Transcribe the records below exactly.

--- start ---

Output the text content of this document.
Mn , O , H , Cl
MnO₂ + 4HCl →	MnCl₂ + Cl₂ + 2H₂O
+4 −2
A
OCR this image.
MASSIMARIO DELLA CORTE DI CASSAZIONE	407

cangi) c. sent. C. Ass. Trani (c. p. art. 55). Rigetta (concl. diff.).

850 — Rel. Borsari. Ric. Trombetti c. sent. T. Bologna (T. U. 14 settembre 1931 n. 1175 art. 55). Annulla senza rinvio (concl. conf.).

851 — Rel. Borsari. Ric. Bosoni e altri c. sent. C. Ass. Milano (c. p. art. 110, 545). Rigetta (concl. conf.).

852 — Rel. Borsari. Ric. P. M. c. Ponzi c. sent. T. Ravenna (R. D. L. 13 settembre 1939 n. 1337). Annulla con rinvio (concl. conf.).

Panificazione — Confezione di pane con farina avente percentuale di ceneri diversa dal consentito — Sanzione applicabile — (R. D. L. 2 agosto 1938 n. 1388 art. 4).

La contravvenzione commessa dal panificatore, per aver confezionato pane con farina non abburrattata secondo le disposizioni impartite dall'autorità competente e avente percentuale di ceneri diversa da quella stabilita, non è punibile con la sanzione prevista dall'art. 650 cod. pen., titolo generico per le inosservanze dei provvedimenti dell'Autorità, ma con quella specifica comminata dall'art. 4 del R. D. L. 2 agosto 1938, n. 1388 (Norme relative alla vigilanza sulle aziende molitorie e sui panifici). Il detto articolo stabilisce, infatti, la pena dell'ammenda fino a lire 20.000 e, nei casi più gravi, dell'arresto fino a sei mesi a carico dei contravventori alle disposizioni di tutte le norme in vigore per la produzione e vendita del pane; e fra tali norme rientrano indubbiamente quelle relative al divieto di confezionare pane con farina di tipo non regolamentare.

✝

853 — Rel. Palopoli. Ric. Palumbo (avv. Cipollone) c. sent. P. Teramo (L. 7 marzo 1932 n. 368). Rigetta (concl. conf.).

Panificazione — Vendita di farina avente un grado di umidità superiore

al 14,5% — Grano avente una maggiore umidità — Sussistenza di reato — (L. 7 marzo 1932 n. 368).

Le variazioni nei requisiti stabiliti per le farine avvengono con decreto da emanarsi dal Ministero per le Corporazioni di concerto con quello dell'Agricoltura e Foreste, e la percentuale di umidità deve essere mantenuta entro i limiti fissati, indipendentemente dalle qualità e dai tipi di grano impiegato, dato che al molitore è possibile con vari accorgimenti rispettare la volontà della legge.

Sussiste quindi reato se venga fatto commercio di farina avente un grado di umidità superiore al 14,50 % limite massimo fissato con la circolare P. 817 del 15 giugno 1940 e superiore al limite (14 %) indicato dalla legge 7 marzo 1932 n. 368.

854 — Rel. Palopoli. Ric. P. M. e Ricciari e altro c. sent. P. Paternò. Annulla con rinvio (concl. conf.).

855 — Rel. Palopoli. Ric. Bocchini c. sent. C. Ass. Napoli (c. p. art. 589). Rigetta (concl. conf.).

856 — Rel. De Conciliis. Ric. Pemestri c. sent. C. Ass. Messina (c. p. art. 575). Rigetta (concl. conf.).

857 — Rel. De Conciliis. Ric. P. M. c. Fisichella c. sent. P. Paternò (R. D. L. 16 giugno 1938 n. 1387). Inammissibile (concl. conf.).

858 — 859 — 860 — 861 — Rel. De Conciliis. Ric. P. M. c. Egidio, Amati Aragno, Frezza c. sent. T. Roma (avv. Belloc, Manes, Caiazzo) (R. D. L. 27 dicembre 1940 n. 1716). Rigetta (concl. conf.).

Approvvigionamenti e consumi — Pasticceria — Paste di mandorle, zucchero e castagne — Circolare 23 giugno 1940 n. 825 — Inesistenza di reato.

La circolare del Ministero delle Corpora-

--- end ---

Answer to the task:
Output the text content of this document.
Mn , O , H , Cl
MnO₂ + 4HCl →	MnCl₂ + Cl₂ + 2H₂O
+4 −2
A
OCR this image.
MASSIMARIO DELLA CORTE DI CASSAZIONE	407

cangi) c. sent. C. Ass. Trani (c. p. art. 55). Rigetta (concl. diff.).

850 — Rel. Borsari. Ric. Trombetti c. sent. T. Bologna (T. U. 14 settembre 1931 n. 1175 art. 55). Annulla senza rinvio (concl. conf.).

851 — Rel. Borsari. Ric. Bosoni e altri c. sent. C. Ass. Milano (c. p. art. 110, 545). Rigetta (concl. conf.).

852 — Rel. Borsari. Ric. P. M. c. Ponzi c. sent. T. Ravenna (R. D. L. 13 settembre 1939 n. 1337). Annulla con rinvio (concl. conf.).

Panificazione — Confezione di pane con farina avente percentuale di ceneri diversa dal consentito — Sanzione applicabile — (R. D. L. 2 agosto 1938 n. 1388 art. 4).

La contravvenzione commessa dal panificatore, per aver confezionato pane con farina non abburrattata secondo le disposizioni impartite dall'autorità competente e avente percentuale di ceneri diversa da quella stabilita, non è punibile con la sanzione prevista dall'art. 650 cod. pen., titolo generico per le inosservanze dei provvedimenti dell'Autorità, ma con quella specifica comminata dall'art. 4 del R. D. L. 2 agosto 1938, n. 1388 (Norme relative alla vigilanza sulle aziende molitorie e sui panifici). Il detto articolo stabilisce, infatti, la pena dell'ammenda fino a lire 20.000 e, nei casi più gravi, dell'arresto fino a sei mesi a carico dei contravventori alle disposizioni di tutte le norme in vigore per la produzione e vendita del pane; e fra tali norme rientrano indubbiamente quelle relative al divieto di confezionare pane con farina di tipo non regolamentare.

✝

853 — Rel. Palopoli. Ric. Palumbo (avv. Cipollone) c. sent. P. Teramo (L. 7 marzo 1932 n. 368). Rigetta (concl. conf.).

Panificazione — Vendita di farina avente un grado di umidità superiore

al 14,5% — Grano avente una maggiore umidità — Sussistenza di reato — (L. 7 marzo 1932 n. 368).

Le variazioni nei requisiti stabiliti per le farine avvengono con decreto da emanarsi dal Ministero per le Corporazioni di concerto con quello dell'Agricoltura e Foreste, e la percentuale di umidità deve essere mantenuta entro i limiti fissati, indipendentemente dalle qualità e dai tipi di grano impiegato, dato che al molitore è possibile con vari accorgimenti rispettare la volontà della legge.

Sussiste quindi reato se venga fatto commercio di farina avente un grado di umidità superiore al 14,50 % limite massimo fissato con la circolare P. 817 del 15 giugno 1940 e superiore al limite (14 %) indicato dalla legge 7 marzo 1932 n. 368.

854 — Rel. Palopoli. Ric. P. M. e Ricciari e altro c. sent. P. Paternò. Annulla con rinvio (concl. conf.).

855 — Rel. Palopoli. Ric. Bocchini c. sent. C. Ass. Napoli (c. p. art. 589). Rigetta (concl. conf.).

856 — Rel. De Conciliis. Ric. Pemestri c. sent. C. Ass. Messina (c. p. art. 575). Rigetta (concl. conf.).

857 — Rel. De Conciliis. Ric. P. M. c. Fisichella c. sent. P. Paternò (R. D. L. 16 giugno 1938 n. 1387). Inammissibile (concl. conf.).

858 — 859 — 860 — 861 — Rel. De Conciliis. Ric. P. M. c. Egidio, Amati Aragno, Frezza c. sent. T. Roma (avv. Belloc, Manes, Caiazzo) (R. D. L. 27 dicembre 1940 n. 1716). Rigetta (concl. conf.).

Approvvigionamenti e consumi — Pasticceria — Paste di mandorle, zucchero e castagne — Circolare 23 giugno 1940 n. 825 — Inesistenza di reato.

La circolare del Ministero delle Corpora-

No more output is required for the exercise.